((

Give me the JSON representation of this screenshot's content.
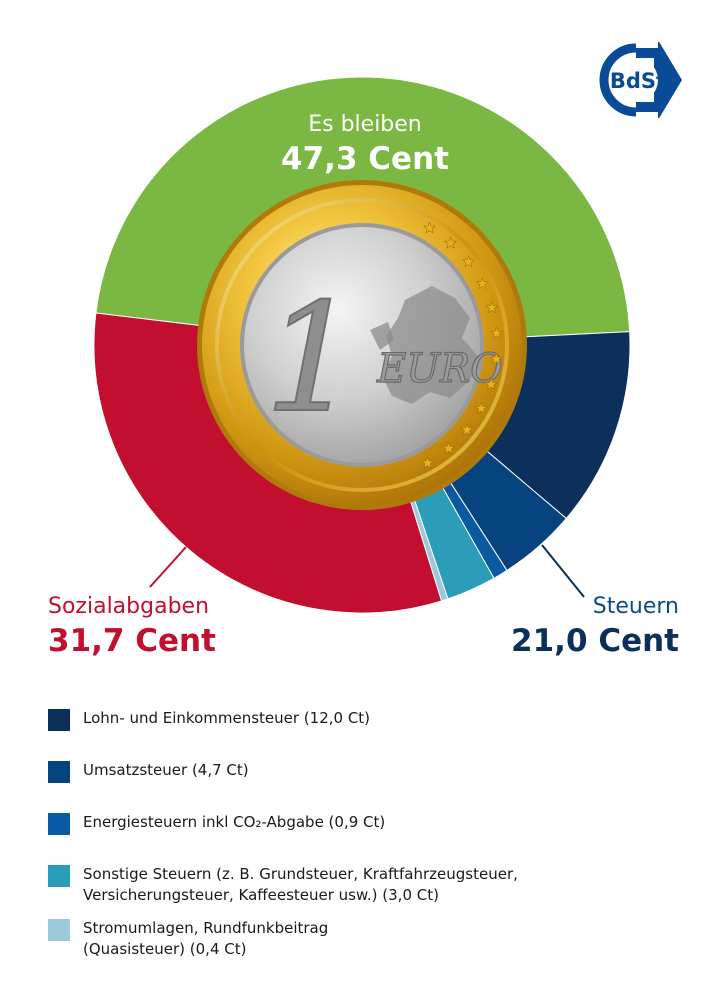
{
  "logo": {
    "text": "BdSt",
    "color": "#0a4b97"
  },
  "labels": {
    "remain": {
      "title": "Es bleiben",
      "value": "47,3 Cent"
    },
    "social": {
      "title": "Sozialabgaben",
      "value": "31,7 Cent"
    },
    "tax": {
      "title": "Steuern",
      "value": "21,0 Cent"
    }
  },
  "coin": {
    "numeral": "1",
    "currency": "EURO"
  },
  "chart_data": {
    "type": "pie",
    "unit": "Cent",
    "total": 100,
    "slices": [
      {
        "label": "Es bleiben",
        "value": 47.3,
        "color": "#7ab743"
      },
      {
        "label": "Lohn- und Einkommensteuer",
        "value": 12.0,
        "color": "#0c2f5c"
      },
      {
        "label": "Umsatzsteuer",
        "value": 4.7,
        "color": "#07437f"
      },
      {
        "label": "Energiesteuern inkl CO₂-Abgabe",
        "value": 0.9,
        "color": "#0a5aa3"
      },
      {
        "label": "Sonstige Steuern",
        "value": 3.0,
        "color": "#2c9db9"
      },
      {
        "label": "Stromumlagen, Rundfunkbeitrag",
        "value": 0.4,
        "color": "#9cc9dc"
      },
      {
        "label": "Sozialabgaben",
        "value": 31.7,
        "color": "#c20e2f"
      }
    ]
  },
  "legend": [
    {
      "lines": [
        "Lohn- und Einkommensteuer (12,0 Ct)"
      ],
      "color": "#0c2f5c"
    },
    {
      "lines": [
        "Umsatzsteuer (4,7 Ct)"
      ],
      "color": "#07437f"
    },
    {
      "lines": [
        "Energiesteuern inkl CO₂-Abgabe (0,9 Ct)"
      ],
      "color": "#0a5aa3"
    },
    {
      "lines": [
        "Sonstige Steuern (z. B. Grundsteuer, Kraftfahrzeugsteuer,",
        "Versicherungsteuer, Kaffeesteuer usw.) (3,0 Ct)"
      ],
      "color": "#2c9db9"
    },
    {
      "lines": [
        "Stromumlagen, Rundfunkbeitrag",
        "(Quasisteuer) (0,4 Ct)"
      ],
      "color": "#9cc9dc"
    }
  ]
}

))
((

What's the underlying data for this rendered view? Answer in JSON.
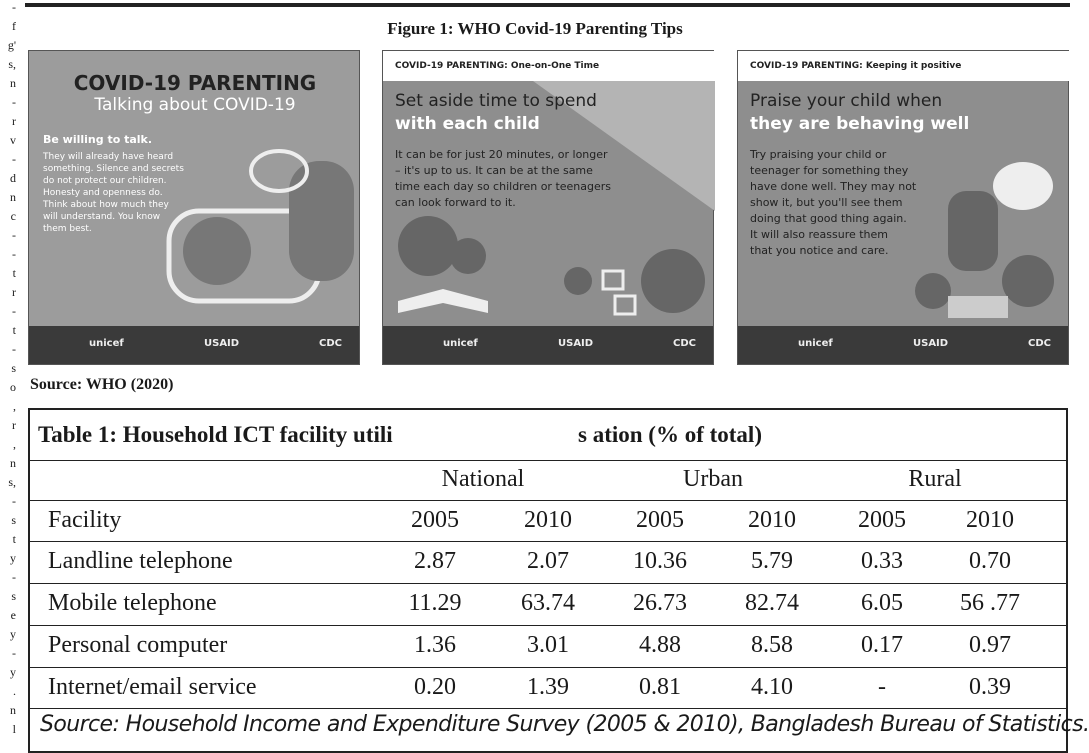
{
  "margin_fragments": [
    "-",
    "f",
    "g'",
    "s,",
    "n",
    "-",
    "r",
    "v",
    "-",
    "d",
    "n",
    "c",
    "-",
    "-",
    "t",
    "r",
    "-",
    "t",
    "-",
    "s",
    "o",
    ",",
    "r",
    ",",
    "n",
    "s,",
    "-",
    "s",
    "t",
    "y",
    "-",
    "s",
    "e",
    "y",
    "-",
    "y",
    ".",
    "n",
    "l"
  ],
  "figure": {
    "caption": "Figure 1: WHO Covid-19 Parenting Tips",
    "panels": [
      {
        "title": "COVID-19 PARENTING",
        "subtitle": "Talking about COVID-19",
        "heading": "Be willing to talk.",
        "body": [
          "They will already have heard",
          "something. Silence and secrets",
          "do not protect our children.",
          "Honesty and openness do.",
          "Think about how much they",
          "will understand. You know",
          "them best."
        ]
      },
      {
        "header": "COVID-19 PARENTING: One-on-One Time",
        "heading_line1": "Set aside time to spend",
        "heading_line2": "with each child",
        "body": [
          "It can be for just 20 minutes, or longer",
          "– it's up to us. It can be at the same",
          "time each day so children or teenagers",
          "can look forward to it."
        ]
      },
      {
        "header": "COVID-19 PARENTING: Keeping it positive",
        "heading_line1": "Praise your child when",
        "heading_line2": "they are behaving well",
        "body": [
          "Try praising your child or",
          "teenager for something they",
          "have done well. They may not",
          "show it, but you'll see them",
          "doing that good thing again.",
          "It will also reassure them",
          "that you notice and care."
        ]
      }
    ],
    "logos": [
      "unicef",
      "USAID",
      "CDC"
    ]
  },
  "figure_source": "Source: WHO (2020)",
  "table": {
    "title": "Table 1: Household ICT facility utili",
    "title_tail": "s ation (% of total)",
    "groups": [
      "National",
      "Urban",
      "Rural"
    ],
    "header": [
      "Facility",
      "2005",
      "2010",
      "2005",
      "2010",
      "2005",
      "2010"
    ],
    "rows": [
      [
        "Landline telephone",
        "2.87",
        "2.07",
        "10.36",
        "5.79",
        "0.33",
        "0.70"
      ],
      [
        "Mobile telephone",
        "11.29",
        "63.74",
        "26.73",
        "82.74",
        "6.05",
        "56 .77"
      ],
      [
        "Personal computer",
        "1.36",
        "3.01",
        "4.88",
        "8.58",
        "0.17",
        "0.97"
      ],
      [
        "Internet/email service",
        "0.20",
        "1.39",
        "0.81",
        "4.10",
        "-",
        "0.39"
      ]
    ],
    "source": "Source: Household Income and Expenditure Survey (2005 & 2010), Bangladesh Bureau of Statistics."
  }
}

))
((

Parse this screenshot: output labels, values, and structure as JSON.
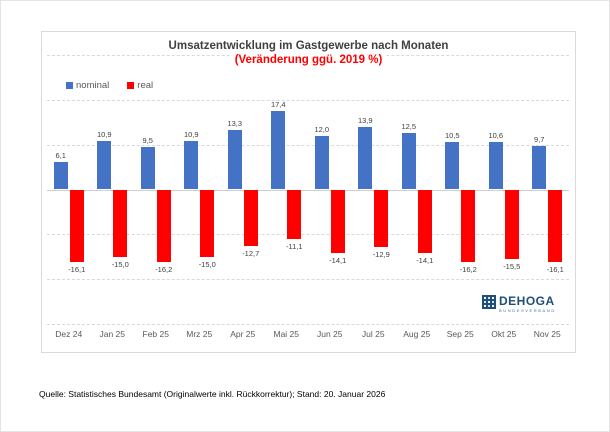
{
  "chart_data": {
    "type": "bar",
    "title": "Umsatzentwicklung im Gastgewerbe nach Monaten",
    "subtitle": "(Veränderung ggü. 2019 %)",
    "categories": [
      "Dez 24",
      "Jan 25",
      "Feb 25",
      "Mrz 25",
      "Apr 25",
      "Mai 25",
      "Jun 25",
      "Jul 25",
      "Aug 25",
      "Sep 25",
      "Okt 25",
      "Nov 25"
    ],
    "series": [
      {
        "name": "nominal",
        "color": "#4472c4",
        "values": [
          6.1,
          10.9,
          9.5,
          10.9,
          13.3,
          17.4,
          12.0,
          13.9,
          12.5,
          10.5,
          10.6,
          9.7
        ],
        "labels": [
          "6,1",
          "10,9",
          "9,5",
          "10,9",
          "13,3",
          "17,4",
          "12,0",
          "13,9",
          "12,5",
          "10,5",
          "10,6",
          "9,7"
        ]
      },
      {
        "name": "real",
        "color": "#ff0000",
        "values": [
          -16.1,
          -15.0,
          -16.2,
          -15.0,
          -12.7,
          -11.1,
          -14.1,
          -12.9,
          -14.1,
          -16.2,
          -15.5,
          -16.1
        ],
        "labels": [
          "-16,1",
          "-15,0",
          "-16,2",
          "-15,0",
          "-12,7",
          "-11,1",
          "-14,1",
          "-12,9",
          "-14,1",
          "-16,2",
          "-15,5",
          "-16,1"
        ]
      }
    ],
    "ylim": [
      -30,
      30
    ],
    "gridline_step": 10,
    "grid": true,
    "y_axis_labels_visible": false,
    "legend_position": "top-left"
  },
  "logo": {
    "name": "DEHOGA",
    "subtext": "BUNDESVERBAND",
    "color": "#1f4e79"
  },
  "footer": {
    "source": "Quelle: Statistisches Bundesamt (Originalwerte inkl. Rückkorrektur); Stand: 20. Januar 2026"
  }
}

))

**THE PROBLEM:** Among the entries, how many lines include the word "that"? Answer with a single number and nothing further.

**TASK SOLUTION:** 2